#### What to work on
Quote every one of the records below verbatim, omitting the pictures from your reply.

#### Input rows
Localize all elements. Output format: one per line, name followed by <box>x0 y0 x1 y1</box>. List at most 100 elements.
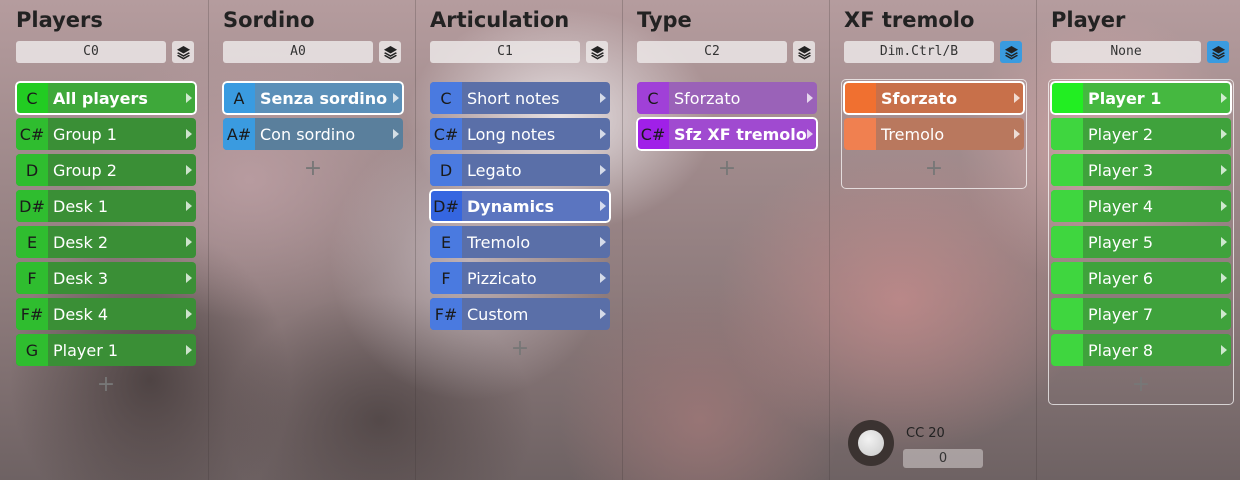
articulation-list: C Short notes C# Long notes D Legato D# Dynamic… <box>429 82 611 364</box>
chevron-right-icon <box>1014 93 1020 103</box>
key-swatch <box>1051 262 1083 294</box>
chevron-right-icon <box>600 201 606 211</box>
layers-button[interactable] <box>172 41 194 63</box>
list-item[interactable]: Player 1 <box>1050 81 1232 115</box>
column-title: Player <box>1051 8 1126 32</box>
item-label: Player 7 <box>1088 304 1154 324</box>
item-label: Player 1 <box>53 340 119 360</box>
list-item[interactable]: D# Desk 1 <box>16 190 196 222</box>
chevron-right-icon <box>1221 345 1227 355</box>
chevron-right-icon <box>393 129 399 139</box>
key-swatch: C <box>430 82 462 114</box>
list-item[interactable]: F Pizzicato <box>430 262 610 294</box>
cc-value-field[interactable]: 0 <box>903 449 983 468</box>
chevron-right-icon <box>393 93 399 103</box>
list-item[interactable]: Player 4 <box>1051 190 1231 222</box>
key-swatch: D# <box>16 190 48 222</box>
layers-button[interactable] <box>793 41 815 63</box>
list-item[interactable]: D Group 2 <box>16 154 196 186</box>
key-swatch: C <box>16 82 48 114</box>
key-swatch: G <box>16 334 48 366</box>
list-item[interactable]: Sforzato <box>843 81 1025 115</box>
chevron-right-icon <box>1221 165 1227 175</box>
add-item-button[interactable]: + <box>16 370 196 400</box>
knob-cap <box>858 430 884 456</box>
chevron-right-icon <box>1221 129 1227 139</box>
list-item[interactable]: A# Con sordino <box>223 118 403 150</box>
list-item[interactable]: Player 6 <box>1051 262 1231 294</box>
item-label: Player 2 <box>1088 124 1154 144</box>
column-title: Type <box>637 8 692 32</box>
add-item-button[interactable]: + <box>430 334 610 364</box>
chevron-right-icon <box>600 129 606 139</box>
keyswitch-field[interactable]: C1 <box>430 41 580 63</box>
layers-button[interactable] <box>1000 41 1022 63</box>
articulation-list: A Senza sordino A# Con sordino + <box>222 81 404 184</box>
key-swatch <box>1051 118 1083 150</box>
layers-button[interactable] <box>1207 41 1229 63</box>
column-player: Player None Player 1 Player 2 Player 3 Play… <box>1043 0 1240 480</box>
add-item-button[interactable]: + <box>223 154 403 184</box>
list-item[interactable]: C# Long notes <box>430 118 610 150</box>
list-item[interactable]: D# Dynamics <box>429 189 611 223</box>
chevron-right-icon <box>600 237 606 247</box>
add-item-button[interactable]: + <box>1051 370 1231 400</box>
chevron-right-icon <box>1221 93 1227 103</box>
item-label: Player 5 <box>1088 232 1154 252</box>
chevron-right-icon <box>1221 309 1227 319</box>
item-label: Desk 4 <box>53 304 109 324</box>
key-swatch: C# <box>637 118 669 150</box>
list-item[interactable]: F# Custom <box>430 298 610 330</box>
keyswitch-field[interactable]: C2 <box>637 41 787 63</box>
layers-icon <box>1211 45 1225 59</box>
column-title: Sordino <box>223 8 315 32</box>
list-item[interactable]: C Sforzato <box>637 82 817 114</box>
list-item[interactable]: C Short notes <box>430 82 610 114</box>
list-item[interactable]: Player 2 <box>1051 118 1231 150</box>
key-swatch <box>1051 334 1083 366</box>
list-item[interactable]: E Tremolo <box>430 226 610 258</box>
key-swatch: C <box>637 82 669 114</box>
add-item-button[interactable]: + <box>637 154 817 184</box>
list-item[interactable]: Player 3 <box>1051 154 1231 186</box>
keyswitch-field[interactable]: C0 <box>16 41 166 63</box>
knob-body <box>848 420 894 466</box>
list-item[interactable]: F Desk 3 <box>16 262 196 294</box>
add-item-button[interactable]: + <box>844 154 1024 184</box>
list-item[interactable]: Player 5 <box>1051 226 1231 258</box>
list-item[interactable]: Player 8 <box>1051 334 1231 366</box>
list-item[interactable]: Player 7 <box>1051 298 1231 330</box>
item-label: Group 1 <box>53 124 117 144</box>
keyswitch-field[interactable]: None <box>1051 41 1201 63</box>
key-swatch: A# <box>223 118 255 150</box>
keyswitch-field[interactable]: A0 <box>223 41 373 63</box>
list-item[interactable]: C# Sfz XF tremolo <box>636 117 818 151</box>
layers-button[interactable] <box>586 41 608 63</box>
chevron-right-icon <box>186 237 192 247</box>
column-title: XF tremolo <box>844 8 975 32</box>
list-item[interactable]: A Senza sordino <box>222 81 404 115</box>
column-title: Articulation <box>430 8 570 32</box>
list-item[interactable]: D Legato <box>430 154 610 186</box>
list-item[interactable]: C All players <box>15 81 197 115</box>
chevron-right-icon <box>807 93 813 103</box>
articulation-list: C All players C# Group 1 D Group 2 D# Desk 1 E De… <box>15 81 197 400</box>
item-label: Desk 2 <box>53 232 109 252</box>
cc-label: CC 20 <box>906 426 945 441</box>
item-label: Player 4 <box>1088 196 1154 216</box>
list-item[interactable]: G Player 1 <box>16 334 196 366</box>
item-label: Player 3 <box>1088 160 1154 180</box>
layers-button[interactable] <box>379 41 401 63</box>
keyswitch-field[interactable]: Dim.Ctrl/B <box>844 41 994 63</box>
list-item[interactable]: C# Group 1 <box>16 118 196 150</box>
chevron-right-icon <box>186 93 192 103</box>
list-item[interactable]: Tremolo <box>844 118 1024 150</box>
list-item[interactable]: E Desk 2 <box>16 226 196 258</box>
chevron-right-icon <box>1221 273 1227 283</box>
key-swatch: D <box>16 154 48 186</box>
cc-knob[interactable] <box>848 420 898 466</box>
item-label: Custom <box>467 304 529 324</box>
column-title: Players <box>16 8 103 32</box>
key-swatch: E <box>16 226 48 258</box>
list-item[interactable]: F# Desk 4 <box>16 298 196 330</box>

#### Solution below
Localize all elements. Output format: one per line, name followed by <box>x0 y0 x1 y1</box>. List at most 100 elements.
articulation-list: C Short notes C# Long notes D Legato D# Dynamic… <box>429 82 611 364</box>
chevron-right-icon <box>1014 93 1020 103</box>
key-swatch <box>1051 262 1083 294</box>
chevron-right-icon <box>600 201 606 211</box>
layers-button[interactable] <box>172 41 194 63</box>
list-item[interactable]: Player 1 <box>1050 81 1232 115</box>
column-title: Player <box>1051 8 1126 32</box>
item-label: Player 7 <box>1088 304 1154 324</box>
item-label: Player 1 <box>53 340 119 360</box>
list-item[interactable]: D# Desk 1 <box>16 190 196 222</box>
chevron-right-icon <box>1221 345 1227 355</box>
chevron-right-icon <box>393 129 399 139</box>
key-swatch: C <box>430 82 462 114</box>
list-item[interactable]: F Pizzicato <box>430 262 610 294</box>
cc-value-field[interactable]: 0 <box>903 449 983 468</box>
chevron-right-icon <box>393 93 399 103</box>
list-item[interactable]: Player 4 <box>1051 190 1231 222</box>
key-swatch: D# <box>16 190 48 222</box>
layers-button[interactable] <box>793 41 815 63</box>
list-item[interactable]: D Group 2 <box>16 154 196 186</box>
key-swatch: C <box>16 82 48 114</box>
key-swatch: G <box>16 334 48 366</box>
list-item[interactable]: Sforzato <box>843 81 1025 115</box>
chevron-right-icon <box>1221 165 1227 175</box>
add-item-button[interactable]: + <box>16 370 196 400</box>
knob-cap <box>858 430 884 456</box>
chevron-right-icon <box>1221 129 1227 139</box>
list-item[interactable]: A# Con sordino <box>223 118 403 150</box>
list-item[interactable]: Player 6 <box>1051 262 1231 294</box>
item-label: Player 2 <box>1088 124 1154 144</box>
column-title: Type <box>637 8 692 32</box>
add-item-button[interactable]: + <box>430 334 610 364</box>
chevron-right-icon <box>600 129 606 139</box>
keyswitch-field[interactable]: C1 <box>430 41 580 63</box>
layers-button[interactable] <box>1000 41 1022 63</box>
articulation-list: A Senza sordino A# Con sordino + <box>222 81 404 184</box>
key-swatch <box>1051 118 1083 150</box>
layers-button[interactable] <box>1207 41 1229 63</box>
column-player: Player None Player 1 Player 2 Player 3 Play… <box>1043 0 1240 480</box>
add-item-button[interactable]: + <box>223 154 403 184</box>
list-item[interactable]: C# Long notes <box>430 118 610 150</box>
list-item[interactable]: D# Dynamics <box>429 189 611 223</box>
chevron-right-icon <box>600 237 606 247</box>
add-item-button[interactable]: + <box>1051 370 1231 400</box>
chevron-right-icon <box>1221 93 1227 103</box>
item-label: Player 5 <box>1088 232 1154 252</box>
chevron-right-icon <box>1221 309 1227 319</box>
item-label: Desk 4 <box>53 304 109 324</box>
key-swatch: C# <box>637 118 669 150</box>
list-item[interactable]: F# Custom <box>430 298 610 330</box>
keyswitch-field[interactable]: C2 <box>637 41 787 63</box>
layers-icon <box>1211 45 1225 59</box>
column-title: Sordino <box>223 8 315 32</box>
list-item[interactable]: C Sforzato <box>637 82 817 114</box>
list-item[interactable]: C Short notes <box>430 82 610 114</box>
list-item[interactable]: Player 2 <box>1051 118 1231 150</box>
key-swatch <box>1051 334 1083 366</box>
list-item[interactable]: E Tremolo <box>430 226 610 258</box>
key-swatch: C <box>637 82 669 114</box>
add-item-button[interactable]: + <box>637 154 817 184</box>
list-item[interactable]: Player 3 <box>1051 154 1231 186</box>
keyswitch-field[interactable]: C0 <box>16 41 166 63</box>
knob-body <box>848 420 894 466</box>
list-item[interactable]: F Desk 3 <box>16 262 196 294</box>
add-item-button[interactable]: + <box>844 154 1024 184</box>
list-item[interactable]: Player 5 <box>1051 226 1231 258</box>
list-item[interactable]: Player 8 <box>1051 334 1231 366</box>
list-item[interactable]: Player 7 <box>1051 298 1231 330</box>
item-label: Group 1 <box>53 124 117 144</box>
keyswitch-field[interactable]: None <box>1051 41 1201 63</box>
key-swatch: A# <box>223 118 255 150</box>
keyswitch-field[interactable]: A0 <box>223 41 373 63</box>
list-item[interactable]: C# Sfz XF tremolo <box>636 117 818 151</box>
layers-button[interactable] <box>586 41 608 63</box>
chevron-right-icon <box>186 237 192 247</box>
column-title: XF tremolo <box>844 8 975 32</box>
list-item[interactable]: A Senza sordino <box>222 81 404 115</box>
column-title: Articulation <box>430 8 570 32</box>
list-item[interactable]: D Legato <box>430 154 610 186</box>
list-item[interactable]: C All players <box>15 81 197 115</box>
chevron-right-icon <box>807 93 813 103</box>
articulation-list: C All players C# Group 1 D Group 2 D# Desk 1 E De… <box>15 81 197 400</box>
item-label: Desk 2 <box>53 232 109 252</box>
cc-label: CC 20 <box>906 426 945 441</box>
item-label: Player 4 <box>1088 196 1154 216</box>
list-item[interactable]: G Player 1 <box>16 334 196 366</box>
item-label: Player 3 <box>1088 160 1154 180</box>
layers-button[interactable] <box>379 41 401 63</box>
keyswitch-field[interactable]: Dim.Ctrl/B <box>844 41 994 63</box>
list-item[interactable]: C# Group 1 <box>16 118 196 150</box>
chevron-right-icon <box>186 93 192 103</box>
list-item[interactable]: Tremolo <box>844 118 1024 150</box>
list-item[interactable]: E Desk 2 <box>16 226 196 258</box>
chevron-right-icon <box>1221 273 1227 283</box>
key-swatch: D <box>16 154 48 186</box>
cc-knob[interactable] <box>848 420 898 466</box>
item-label: Custom <box>467 304 529 324</box>
column-title: Players <box>16 8 103 32</box>
key-swatch: E <box>16 226 48 258</box>
list-item[interactable]: F# Desk 4 <box>16 298 196 330</box>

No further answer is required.